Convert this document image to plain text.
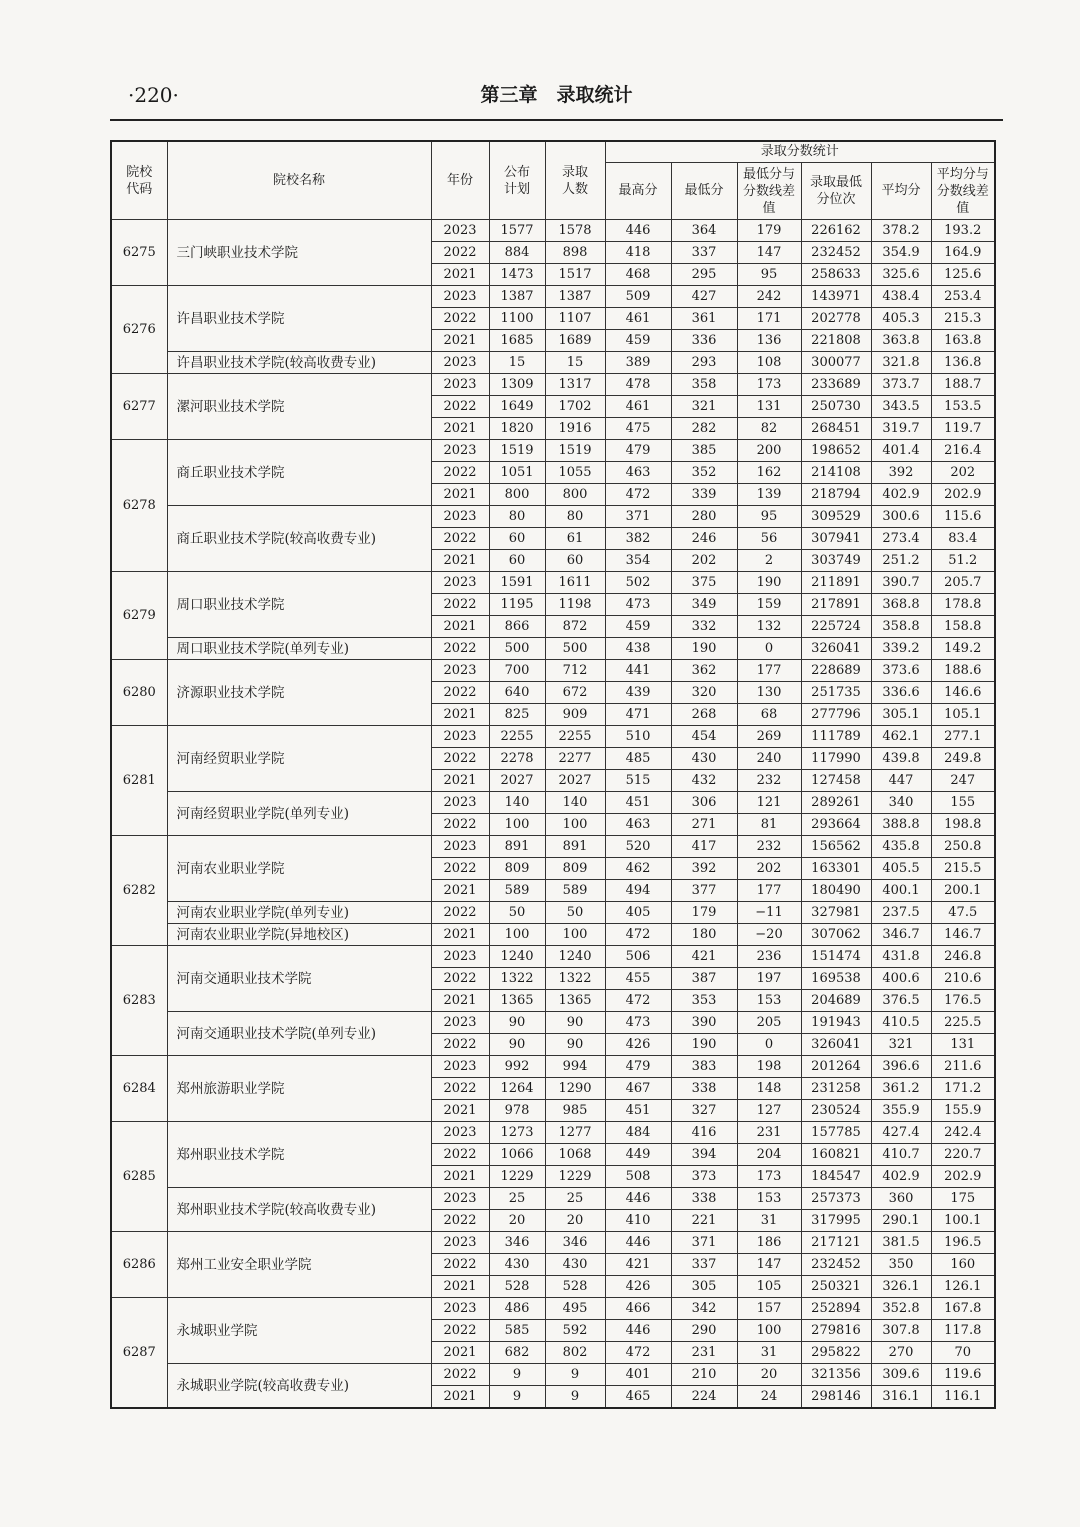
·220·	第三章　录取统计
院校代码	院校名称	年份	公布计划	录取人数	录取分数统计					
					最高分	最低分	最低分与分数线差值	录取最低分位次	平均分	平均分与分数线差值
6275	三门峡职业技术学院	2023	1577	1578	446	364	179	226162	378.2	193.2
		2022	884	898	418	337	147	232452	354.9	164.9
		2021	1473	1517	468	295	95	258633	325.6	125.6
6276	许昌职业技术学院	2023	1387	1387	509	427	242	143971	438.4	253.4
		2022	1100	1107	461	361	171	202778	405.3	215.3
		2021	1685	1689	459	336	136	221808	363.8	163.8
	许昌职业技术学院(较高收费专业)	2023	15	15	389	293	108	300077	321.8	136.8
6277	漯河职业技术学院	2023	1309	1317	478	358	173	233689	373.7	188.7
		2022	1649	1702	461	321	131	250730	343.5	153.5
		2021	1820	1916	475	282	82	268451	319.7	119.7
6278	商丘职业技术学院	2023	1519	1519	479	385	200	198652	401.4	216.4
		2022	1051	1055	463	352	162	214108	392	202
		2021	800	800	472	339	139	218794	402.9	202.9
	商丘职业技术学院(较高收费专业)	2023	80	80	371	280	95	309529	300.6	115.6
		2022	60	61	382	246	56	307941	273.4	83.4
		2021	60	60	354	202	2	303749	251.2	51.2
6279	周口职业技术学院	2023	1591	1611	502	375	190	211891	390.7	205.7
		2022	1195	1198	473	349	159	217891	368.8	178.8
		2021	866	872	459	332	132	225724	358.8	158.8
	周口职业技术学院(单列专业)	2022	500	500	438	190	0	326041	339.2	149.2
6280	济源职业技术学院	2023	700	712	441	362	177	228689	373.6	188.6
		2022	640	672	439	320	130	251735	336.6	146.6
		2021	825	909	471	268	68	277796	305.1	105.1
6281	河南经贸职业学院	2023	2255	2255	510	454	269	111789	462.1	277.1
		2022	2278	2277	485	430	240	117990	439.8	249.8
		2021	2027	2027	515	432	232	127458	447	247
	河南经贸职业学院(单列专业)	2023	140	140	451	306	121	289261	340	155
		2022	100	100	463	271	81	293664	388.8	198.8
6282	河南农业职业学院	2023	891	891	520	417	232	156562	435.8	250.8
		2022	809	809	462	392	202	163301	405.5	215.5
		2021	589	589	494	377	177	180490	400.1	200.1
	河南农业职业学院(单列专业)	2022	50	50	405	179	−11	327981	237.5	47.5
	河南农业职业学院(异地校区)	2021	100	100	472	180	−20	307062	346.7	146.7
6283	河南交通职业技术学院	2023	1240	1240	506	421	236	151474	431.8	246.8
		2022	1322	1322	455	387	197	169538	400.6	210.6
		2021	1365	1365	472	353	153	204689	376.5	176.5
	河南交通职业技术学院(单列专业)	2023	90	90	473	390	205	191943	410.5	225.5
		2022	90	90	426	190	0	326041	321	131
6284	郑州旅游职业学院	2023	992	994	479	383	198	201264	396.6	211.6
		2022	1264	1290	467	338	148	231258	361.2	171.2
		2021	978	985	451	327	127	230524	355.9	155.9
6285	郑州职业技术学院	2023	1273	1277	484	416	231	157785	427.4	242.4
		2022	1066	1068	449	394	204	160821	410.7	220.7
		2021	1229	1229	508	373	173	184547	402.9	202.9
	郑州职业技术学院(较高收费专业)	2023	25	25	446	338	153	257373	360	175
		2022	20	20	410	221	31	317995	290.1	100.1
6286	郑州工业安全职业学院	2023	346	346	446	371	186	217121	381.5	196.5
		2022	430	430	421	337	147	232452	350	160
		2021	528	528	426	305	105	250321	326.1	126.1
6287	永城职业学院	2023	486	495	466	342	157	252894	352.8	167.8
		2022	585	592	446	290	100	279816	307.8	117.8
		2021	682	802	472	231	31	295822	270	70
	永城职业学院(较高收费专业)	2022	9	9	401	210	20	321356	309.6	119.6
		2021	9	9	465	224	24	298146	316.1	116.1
...
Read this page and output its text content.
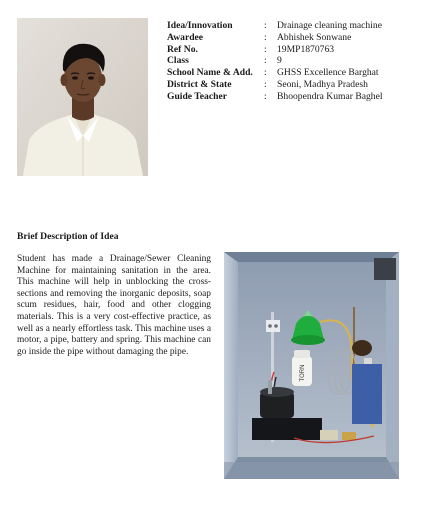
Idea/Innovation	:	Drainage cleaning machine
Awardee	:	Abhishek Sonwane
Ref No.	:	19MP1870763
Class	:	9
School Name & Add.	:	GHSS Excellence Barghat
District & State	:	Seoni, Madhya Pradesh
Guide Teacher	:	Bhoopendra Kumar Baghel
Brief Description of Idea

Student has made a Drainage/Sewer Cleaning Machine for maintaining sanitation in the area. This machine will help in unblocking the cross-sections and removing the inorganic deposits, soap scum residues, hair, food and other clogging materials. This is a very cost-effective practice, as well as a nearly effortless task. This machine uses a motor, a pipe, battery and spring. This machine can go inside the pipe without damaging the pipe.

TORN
--
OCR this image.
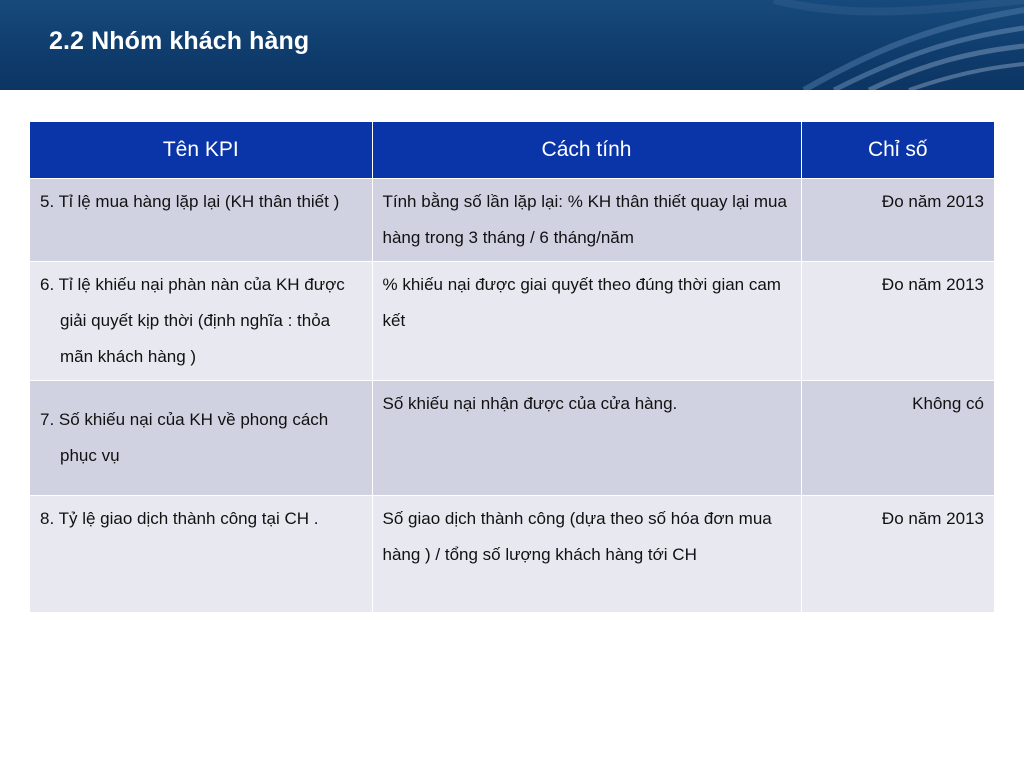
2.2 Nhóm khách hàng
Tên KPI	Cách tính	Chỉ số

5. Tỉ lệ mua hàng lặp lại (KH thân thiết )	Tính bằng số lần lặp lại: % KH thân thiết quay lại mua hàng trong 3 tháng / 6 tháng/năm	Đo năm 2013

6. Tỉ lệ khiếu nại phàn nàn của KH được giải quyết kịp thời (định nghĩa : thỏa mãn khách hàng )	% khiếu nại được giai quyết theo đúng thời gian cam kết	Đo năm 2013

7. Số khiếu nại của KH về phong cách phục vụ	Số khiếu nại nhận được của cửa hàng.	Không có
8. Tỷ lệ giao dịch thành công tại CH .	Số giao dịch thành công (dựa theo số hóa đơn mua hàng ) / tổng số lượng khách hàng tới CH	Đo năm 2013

REQUIREMENT: Track down the lines that include the word "河南交通职业技术学院" and copy them.

WRITTEN RESPONSE:
6283	河南交通职业技术学院	2023	1240	1240	506	421	236	151474	431.8	246.8
	河南交通职业技术学院(单列专业)	2023	90	90	473	390	205	191943	410.5	225.5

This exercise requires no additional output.